Turnover is recognised at the fair value of the consideration received or receivable for goods and services provided in the normal course of business, and is shown net of VAT and other sales related taxes. The fair value of consideration takes into account trade discounts, settlement discounts and volume rebates.
When cash inflows are deferred and represent a financing arrangement, the fair value of the consideration is the present value of the future receipts. The difference between the fair value of the consideration and the nominal amount received is recognised as interest income.
Revenue from the sale of goods is recognised when the significant risks and rewards of ownership of the goods have passed to the buyer (usually on dispatch of the goods), the amount of revenue can be measured reliably, it is probable that the economic benefits associated with the transaction will flow to the entity and the costs incurred or to be incurred in respect of the transaction can be measured reliably.
Development of products is capitalised where there is expected to be a benefit to future periods and the following conditions are met:
(i)It is technically feasible to complete the research or development so that the product will be available for use or sale.
(ii)It is intended to use or sell the product being developed.
(iii)The group is able to use or sell the product.
(iv)It can be demonstrated that the product will generate probable future economic benefits.
(v)Adequate technical, financial and other resources exist so that product development can be completed and subsequently used or sold.
(vi)Expenditure attributable to the research and development work can be reliably measured.
Capitalised development expenditure is stated at cost less accumulated amortisation and impairment losses and amortised over its useful economic life. Assessments of useful economic life range from 5 to 15 years.
All other research and development expenditure is recognised as an expense in the period in which it is incurred.
The gain or loss arising on the disposal of an asset is determined as the difference between the sale proceeds and the carrying value of the asset, and is recognised in the profit and loss account.
Equity investments are measured at fair value through profit or loss, except for those equity investments that are not publicly traded and whose fair value cannot otherwise be measured reliably, which are recognised at cost less impairment until a reliable measure of fair value becomes available.

### [YOUR TASKS]
1. Do the following statements agree with the accounting policies text? Answer yes or no for each, quoting the words that decide it. (a) Turnover is shown including VAT. (b) Useful economic life is assessed at between 5 and 15 years. (c) The gain or loss on disposing of an asset is recognised directly in equity.
2. According to the accounting policies text, when do the significant risks and rewards of ownership of goods usually pass to the buyer?
3. Write out the accounting policies text between "Revenue from the" and "product being developed.", inclusive.

### [DATASET]
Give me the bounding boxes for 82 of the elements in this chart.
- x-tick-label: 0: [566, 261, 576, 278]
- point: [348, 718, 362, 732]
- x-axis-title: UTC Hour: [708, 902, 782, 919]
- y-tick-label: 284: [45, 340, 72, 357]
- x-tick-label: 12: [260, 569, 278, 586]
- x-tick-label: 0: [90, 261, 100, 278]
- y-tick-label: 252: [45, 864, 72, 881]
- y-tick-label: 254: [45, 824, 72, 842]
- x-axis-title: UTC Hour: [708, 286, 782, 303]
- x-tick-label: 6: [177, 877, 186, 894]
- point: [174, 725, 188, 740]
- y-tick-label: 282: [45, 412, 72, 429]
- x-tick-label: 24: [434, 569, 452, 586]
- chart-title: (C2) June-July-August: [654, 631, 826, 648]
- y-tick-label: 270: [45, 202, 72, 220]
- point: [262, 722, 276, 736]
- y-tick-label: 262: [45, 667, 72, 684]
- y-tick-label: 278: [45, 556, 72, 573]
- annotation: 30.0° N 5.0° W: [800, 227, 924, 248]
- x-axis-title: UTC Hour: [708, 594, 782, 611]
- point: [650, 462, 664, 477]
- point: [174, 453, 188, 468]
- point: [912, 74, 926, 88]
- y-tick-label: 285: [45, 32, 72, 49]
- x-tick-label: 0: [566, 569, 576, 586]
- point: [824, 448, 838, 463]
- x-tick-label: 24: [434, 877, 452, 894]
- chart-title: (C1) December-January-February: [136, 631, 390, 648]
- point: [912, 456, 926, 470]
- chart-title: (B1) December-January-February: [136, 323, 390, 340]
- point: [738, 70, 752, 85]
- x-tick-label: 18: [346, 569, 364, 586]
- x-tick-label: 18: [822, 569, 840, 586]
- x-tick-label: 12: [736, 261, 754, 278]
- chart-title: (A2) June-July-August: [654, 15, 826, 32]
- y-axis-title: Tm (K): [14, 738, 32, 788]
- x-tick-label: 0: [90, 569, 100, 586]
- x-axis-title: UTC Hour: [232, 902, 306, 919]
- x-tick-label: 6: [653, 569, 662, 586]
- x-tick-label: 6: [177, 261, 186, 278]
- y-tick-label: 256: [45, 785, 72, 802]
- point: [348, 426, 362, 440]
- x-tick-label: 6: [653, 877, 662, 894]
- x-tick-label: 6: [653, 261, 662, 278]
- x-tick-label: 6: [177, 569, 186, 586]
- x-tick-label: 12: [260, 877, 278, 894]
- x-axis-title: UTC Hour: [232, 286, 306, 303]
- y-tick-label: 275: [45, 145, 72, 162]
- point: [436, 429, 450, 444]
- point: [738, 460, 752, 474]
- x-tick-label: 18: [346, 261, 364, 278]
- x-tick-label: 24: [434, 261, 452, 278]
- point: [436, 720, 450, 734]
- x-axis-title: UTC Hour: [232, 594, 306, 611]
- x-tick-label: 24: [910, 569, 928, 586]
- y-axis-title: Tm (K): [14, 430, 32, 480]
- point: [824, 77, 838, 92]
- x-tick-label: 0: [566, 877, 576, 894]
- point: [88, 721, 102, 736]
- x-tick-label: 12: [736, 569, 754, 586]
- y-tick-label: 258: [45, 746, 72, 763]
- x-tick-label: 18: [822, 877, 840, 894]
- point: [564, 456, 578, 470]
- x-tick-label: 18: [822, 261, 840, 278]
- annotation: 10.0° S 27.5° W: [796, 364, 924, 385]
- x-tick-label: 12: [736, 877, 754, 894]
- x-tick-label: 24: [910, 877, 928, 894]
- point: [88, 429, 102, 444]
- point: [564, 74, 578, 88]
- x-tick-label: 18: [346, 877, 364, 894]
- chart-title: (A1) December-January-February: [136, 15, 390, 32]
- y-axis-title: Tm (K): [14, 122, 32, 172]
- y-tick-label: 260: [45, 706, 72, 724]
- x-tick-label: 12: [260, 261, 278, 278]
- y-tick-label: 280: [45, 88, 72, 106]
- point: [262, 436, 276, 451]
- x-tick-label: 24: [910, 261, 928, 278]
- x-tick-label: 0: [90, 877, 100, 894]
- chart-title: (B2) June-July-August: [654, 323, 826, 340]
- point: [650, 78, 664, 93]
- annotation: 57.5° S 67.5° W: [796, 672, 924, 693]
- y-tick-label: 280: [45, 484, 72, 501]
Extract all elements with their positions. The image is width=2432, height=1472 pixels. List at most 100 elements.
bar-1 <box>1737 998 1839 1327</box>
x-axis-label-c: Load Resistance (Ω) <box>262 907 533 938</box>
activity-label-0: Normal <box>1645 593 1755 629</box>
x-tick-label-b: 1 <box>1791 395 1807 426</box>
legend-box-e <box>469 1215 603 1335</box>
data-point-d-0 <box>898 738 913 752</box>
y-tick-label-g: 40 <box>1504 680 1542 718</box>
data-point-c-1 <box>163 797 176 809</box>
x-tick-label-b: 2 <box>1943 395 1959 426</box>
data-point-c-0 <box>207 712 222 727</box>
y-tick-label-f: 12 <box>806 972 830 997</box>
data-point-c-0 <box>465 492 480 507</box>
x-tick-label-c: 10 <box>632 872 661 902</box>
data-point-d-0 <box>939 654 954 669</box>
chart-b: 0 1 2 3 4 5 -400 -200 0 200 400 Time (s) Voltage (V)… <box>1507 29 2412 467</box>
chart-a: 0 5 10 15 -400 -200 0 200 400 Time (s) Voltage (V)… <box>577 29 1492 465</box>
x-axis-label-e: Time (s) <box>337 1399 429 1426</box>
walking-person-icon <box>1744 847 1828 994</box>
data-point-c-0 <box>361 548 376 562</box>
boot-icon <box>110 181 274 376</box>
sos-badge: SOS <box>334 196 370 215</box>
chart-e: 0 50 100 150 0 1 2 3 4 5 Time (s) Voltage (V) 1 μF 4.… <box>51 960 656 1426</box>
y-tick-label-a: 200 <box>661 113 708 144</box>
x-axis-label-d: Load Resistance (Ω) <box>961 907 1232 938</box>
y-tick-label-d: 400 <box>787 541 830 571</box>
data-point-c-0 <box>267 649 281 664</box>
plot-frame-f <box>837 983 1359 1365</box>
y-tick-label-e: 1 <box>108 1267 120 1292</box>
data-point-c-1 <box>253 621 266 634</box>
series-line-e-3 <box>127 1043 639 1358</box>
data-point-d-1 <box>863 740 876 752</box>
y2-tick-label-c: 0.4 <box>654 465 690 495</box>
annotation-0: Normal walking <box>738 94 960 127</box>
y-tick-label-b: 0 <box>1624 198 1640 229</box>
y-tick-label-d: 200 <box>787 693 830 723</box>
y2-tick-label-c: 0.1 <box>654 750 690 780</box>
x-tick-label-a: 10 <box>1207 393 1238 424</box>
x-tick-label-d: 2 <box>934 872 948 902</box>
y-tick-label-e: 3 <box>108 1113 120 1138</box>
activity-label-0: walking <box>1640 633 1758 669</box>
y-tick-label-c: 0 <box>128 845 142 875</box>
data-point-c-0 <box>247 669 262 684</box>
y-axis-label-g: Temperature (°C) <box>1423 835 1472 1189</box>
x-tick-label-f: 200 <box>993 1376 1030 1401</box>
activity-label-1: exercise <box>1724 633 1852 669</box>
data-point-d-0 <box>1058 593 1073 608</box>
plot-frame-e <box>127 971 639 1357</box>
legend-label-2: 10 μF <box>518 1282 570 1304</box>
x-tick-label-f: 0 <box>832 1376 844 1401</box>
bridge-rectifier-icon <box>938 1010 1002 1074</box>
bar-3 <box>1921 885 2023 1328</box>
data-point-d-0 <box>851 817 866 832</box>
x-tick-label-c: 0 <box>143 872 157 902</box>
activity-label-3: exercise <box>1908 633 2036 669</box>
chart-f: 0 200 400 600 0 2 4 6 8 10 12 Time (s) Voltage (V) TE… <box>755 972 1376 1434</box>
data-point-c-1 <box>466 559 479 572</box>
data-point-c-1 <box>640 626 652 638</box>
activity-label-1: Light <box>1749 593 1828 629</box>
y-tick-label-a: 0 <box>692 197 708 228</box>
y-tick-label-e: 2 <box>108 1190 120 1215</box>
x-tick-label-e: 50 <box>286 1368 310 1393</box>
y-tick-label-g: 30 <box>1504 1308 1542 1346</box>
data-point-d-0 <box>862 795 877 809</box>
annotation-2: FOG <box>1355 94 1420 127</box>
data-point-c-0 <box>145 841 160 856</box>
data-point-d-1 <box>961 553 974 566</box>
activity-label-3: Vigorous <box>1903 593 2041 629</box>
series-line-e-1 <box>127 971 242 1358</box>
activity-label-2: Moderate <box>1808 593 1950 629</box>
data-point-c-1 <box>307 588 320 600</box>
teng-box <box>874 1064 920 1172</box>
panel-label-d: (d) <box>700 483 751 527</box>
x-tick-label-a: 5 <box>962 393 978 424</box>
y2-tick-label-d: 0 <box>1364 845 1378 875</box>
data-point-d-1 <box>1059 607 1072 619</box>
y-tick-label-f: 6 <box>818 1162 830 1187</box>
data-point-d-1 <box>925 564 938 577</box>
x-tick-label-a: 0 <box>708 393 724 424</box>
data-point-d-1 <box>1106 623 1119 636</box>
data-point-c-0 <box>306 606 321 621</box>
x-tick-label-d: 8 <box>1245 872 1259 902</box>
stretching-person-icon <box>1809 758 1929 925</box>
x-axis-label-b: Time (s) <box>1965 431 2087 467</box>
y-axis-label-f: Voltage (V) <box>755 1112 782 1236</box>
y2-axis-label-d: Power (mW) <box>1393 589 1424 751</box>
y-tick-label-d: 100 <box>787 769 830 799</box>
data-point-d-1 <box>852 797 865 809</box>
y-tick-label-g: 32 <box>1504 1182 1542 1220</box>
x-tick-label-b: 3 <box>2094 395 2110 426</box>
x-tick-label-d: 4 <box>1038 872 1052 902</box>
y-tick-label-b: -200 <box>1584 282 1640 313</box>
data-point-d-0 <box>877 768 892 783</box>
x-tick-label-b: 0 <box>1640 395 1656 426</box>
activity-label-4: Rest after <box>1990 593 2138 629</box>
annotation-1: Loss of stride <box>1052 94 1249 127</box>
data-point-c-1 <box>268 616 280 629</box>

### [RESULTS FOR THE EXERCISE]
1.
(a) No: "is shown net of VAT and other sales related taxes"
(b) Yes: "Assessments of useful economic life range from 5 to 15 years."
(c) No: "is recognised in the profit and loss account"

2. Usually on dispatch of the goods.

3.
Revenue from the sale of goods is recognised when the significant risks and rewards of ownership of the goods have passed to the buyer (usually on dispatch of the goods), the amount of revenue can be measured reliably, it is probable that the economic benefits associated with the transaction will flow to the entity and the costs incurred or to be incurred in respect of the transaction can be measured reliably.
Development of products is capitalised where there is expected to be a benefit to future periods and the following conditions are met:
(i)It is technically feasible to complete the research or development so that the product will be available for use or sale.
(ii)It is intended to use or sell the product being developed.